§ **SHORT TASK**: Return each line of the listing that contains the string "number".

§ **MATERIAL SUPPLIED**:
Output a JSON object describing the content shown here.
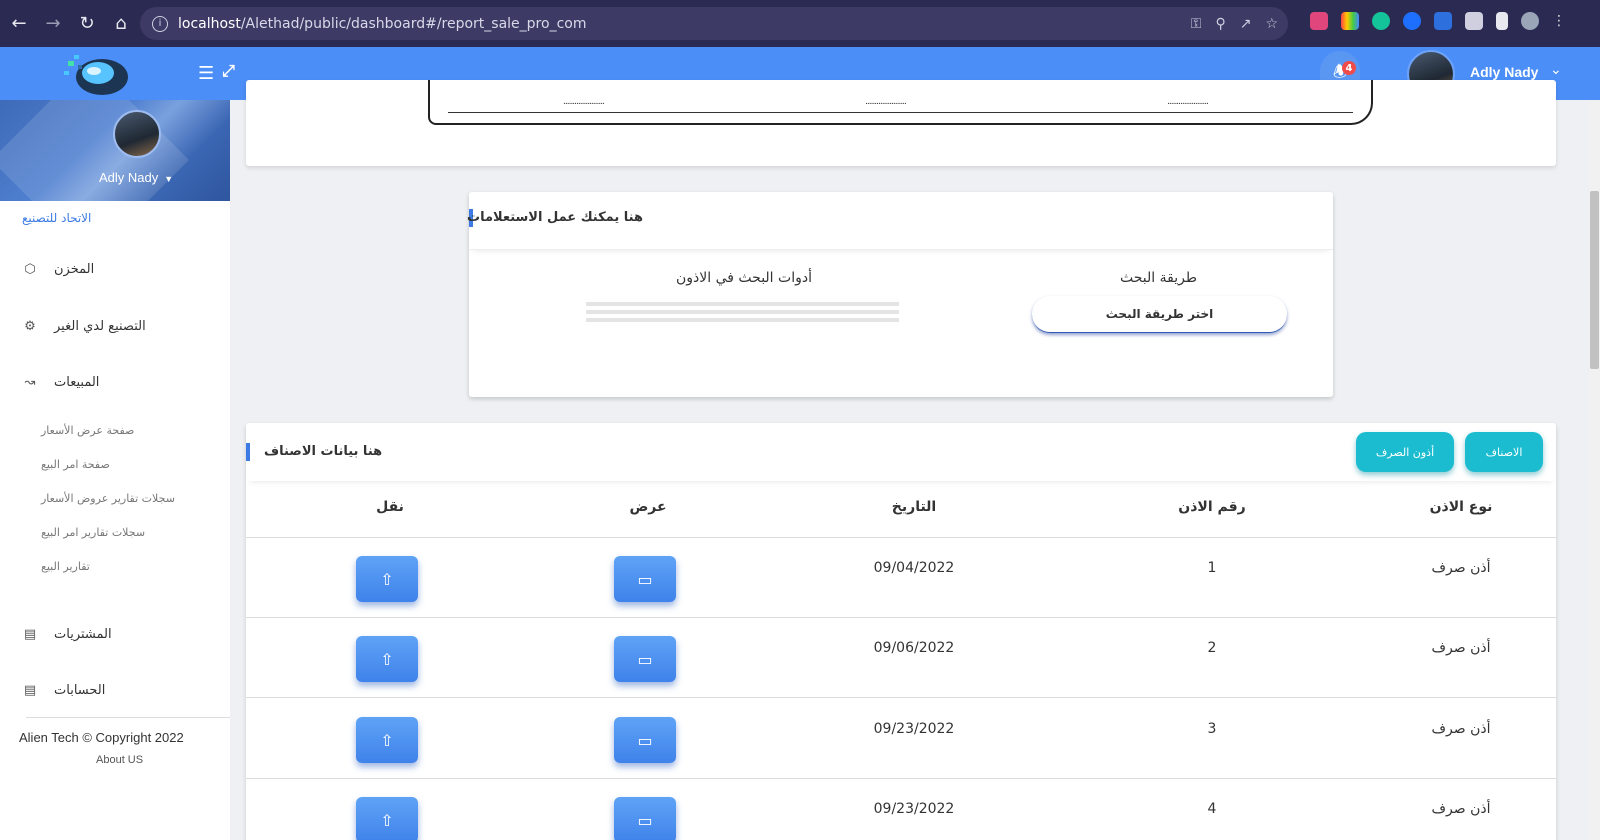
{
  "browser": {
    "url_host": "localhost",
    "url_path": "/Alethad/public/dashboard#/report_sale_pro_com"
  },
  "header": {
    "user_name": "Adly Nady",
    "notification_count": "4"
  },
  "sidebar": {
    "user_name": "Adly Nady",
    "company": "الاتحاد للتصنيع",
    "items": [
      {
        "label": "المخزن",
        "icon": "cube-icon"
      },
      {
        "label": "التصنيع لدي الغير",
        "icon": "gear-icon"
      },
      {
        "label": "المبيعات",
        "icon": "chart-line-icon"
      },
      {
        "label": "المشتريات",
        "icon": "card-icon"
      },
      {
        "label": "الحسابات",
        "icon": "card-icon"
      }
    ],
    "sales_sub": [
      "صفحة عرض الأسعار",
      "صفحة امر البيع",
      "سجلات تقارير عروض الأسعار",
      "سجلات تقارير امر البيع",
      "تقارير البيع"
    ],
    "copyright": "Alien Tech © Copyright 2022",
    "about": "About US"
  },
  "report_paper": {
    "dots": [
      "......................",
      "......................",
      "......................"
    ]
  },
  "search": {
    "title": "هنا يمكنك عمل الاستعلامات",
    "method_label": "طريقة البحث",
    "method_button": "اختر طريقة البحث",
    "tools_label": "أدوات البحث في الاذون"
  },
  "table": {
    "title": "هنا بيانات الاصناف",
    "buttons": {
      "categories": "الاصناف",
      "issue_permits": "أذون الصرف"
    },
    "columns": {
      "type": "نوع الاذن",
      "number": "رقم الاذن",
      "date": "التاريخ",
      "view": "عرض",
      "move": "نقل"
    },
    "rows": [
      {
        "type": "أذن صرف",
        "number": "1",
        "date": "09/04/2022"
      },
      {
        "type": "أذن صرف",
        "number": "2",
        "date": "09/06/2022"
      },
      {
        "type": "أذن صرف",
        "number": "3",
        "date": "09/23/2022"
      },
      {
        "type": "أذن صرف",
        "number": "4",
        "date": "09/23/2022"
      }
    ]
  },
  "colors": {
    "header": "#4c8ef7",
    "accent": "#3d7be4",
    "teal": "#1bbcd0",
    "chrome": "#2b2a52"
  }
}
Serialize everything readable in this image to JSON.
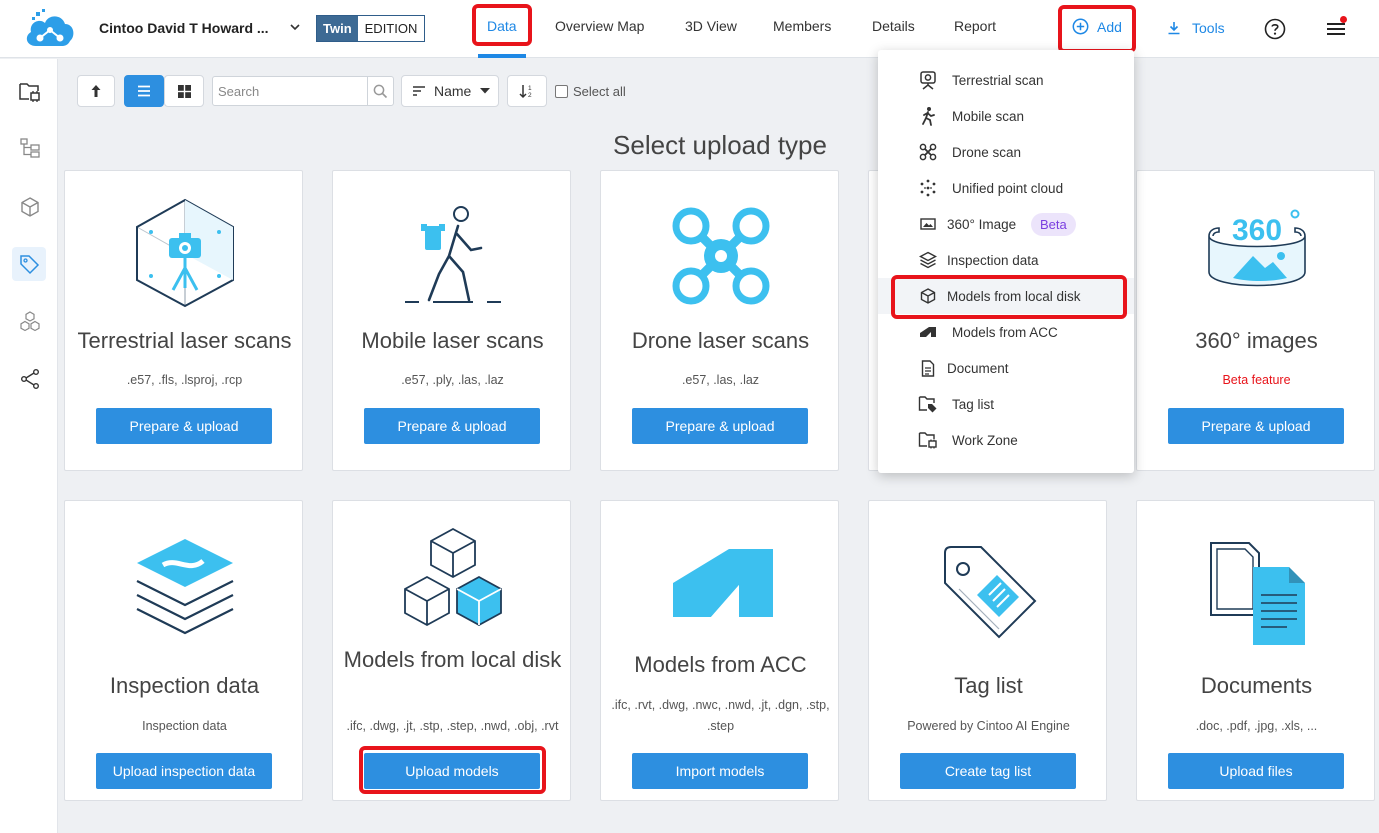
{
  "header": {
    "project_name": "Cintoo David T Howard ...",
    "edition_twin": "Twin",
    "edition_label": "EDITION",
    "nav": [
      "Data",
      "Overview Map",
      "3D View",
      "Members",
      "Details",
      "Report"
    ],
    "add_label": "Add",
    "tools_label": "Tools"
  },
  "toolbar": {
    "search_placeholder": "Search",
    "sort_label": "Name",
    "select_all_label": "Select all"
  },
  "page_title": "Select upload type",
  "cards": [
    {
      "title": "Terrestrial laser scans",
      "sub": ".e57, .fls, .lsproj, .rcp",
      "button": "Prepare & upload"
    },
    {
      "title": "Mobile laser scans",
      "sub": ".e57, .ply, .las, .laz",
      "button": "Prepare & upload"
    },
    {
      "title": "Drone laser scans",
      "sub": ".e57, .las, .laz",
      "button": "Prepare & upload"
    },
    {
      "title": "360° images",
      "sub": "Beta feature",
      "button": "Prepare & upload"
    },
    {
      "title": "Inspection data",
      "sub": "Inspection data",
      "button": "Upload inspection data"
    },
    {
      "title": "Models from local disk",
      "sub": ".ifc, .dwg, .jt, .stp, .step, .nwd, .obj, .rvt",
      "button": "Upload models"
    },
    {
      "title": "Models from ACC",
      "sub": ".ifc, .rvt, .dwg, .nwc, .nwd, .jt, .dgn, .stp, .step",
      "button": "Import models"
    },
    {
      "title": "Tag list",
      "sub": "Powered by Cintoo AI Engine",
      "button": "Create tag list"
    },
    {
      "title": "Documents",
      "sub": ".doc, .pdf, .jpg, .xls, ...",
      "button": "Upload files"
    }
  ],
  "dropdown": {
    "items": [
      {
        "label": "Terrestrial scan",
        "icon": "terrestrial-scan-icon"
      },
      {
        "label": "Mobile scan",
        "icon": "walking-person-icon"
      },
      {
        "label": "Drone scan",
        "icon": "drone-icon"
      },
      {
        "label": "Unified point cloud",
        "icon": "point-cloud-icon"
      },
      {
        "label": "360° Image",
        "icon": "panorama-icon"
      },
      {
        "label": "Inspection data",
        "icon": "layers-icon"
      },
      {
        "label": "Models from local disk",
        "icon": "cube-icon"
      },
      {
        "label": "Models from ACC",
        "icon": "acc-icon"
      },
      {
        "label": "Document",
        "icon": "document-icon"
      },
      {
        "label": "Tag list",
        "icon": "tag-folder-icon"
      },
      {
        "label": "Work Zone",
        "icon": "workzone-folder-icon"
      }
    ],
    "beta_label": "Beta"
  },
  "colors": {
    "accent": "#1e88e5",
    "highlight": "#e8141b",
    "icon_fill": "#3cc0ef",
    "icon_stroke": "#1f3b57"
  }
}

§ **REPLY**:
      "number": "رقم الاذن",
        "number": "1",
        "number": "2",
        "number": "3",
        "number": "4",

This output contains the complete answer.